GOAL OF THE EXERCISE
Return everything from the line containing "Decompose this screenshot" down to the line containing "y-tick-label: 440: [15, 47, 49, 69]", with no changes.

TASK INPUTS
____
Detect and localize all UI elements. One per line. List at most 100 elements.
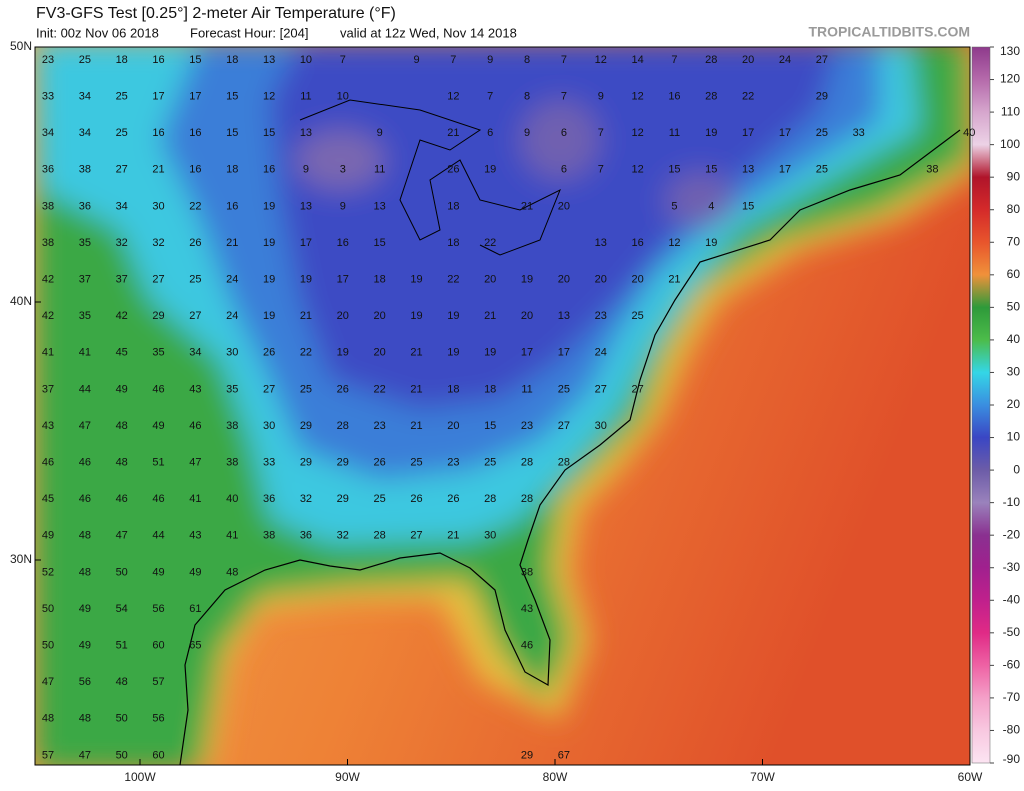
____
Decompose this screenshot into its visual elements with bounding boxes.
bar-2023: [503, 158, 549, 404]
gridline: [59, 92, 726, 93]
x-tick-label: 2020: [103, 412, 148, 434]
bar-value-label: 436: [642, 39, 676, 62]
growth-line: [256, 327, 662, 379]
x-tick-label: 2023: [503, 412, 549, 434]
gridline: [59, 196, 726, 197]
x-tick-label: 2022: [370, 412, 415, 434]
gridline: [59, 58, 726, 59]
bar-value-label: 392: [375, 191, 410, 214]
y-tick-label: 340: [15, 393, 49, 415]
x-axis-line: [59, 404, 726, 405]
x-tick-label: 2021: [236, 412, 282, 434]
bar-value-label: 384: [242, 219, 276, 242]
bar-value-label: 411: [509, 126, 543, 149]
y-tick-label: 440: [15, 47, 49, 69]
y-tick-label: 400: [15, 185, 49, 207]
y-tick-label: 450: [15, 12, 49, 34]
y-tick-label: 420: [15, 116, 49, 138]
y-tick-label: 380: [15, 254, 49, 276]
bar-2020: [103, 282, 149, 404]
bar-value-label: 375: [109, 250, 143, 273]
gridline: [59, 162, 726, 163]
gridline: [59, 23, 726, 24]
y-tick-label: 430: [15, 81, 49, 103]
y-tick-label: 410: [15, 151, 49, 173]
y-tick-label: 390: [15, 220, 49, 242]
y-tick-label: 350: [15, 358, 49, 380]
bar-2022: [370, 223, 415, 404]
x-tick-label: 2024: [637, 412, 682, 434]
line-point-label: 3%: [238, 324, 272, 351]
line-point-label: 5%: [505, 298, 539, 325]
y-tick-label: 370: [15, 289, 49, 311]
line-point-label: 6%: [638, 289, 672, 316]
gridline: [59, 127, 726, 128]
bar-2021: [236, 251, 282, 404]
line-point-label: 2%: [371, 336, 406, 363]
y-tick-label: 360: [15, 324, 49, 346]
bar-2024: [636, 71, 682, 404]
____
ANSWER TO THIS PROBLEM
Decompose this screenshot into its visual elements with bounding boxes.
bar-2023: [503, 158, 549, 404]
gridline: [59, 92, 726, 93]
x-tick-label: 2020: [103, 412, 148, 434]
bar-value-label: 436: [642, 39, 676, 62]
growth-line: [256, 327, 662, 379]
x-tick-label: 2023: [503, 412, 549, 434]
gridline: [59, 196, 726, 197]
x-tick-label: 2022: [370, 412, 415, 434]
gridline: [59, 58, 726, 59]
bar-value-label: 392: [375, 191, 410, 214]
y-tick-label: 340: [15, 393, 49, 415]
x-axis-line: [59, 404, 726, 405]
x-tick-label: 2021: [236, 412, 282, 434]
bar-value-label: 384: [242, 219, 276, 242]
bar-value-label: 411: [509, 126, 543, 149]
y-tick-label: 440: [15, 47, 49, 69]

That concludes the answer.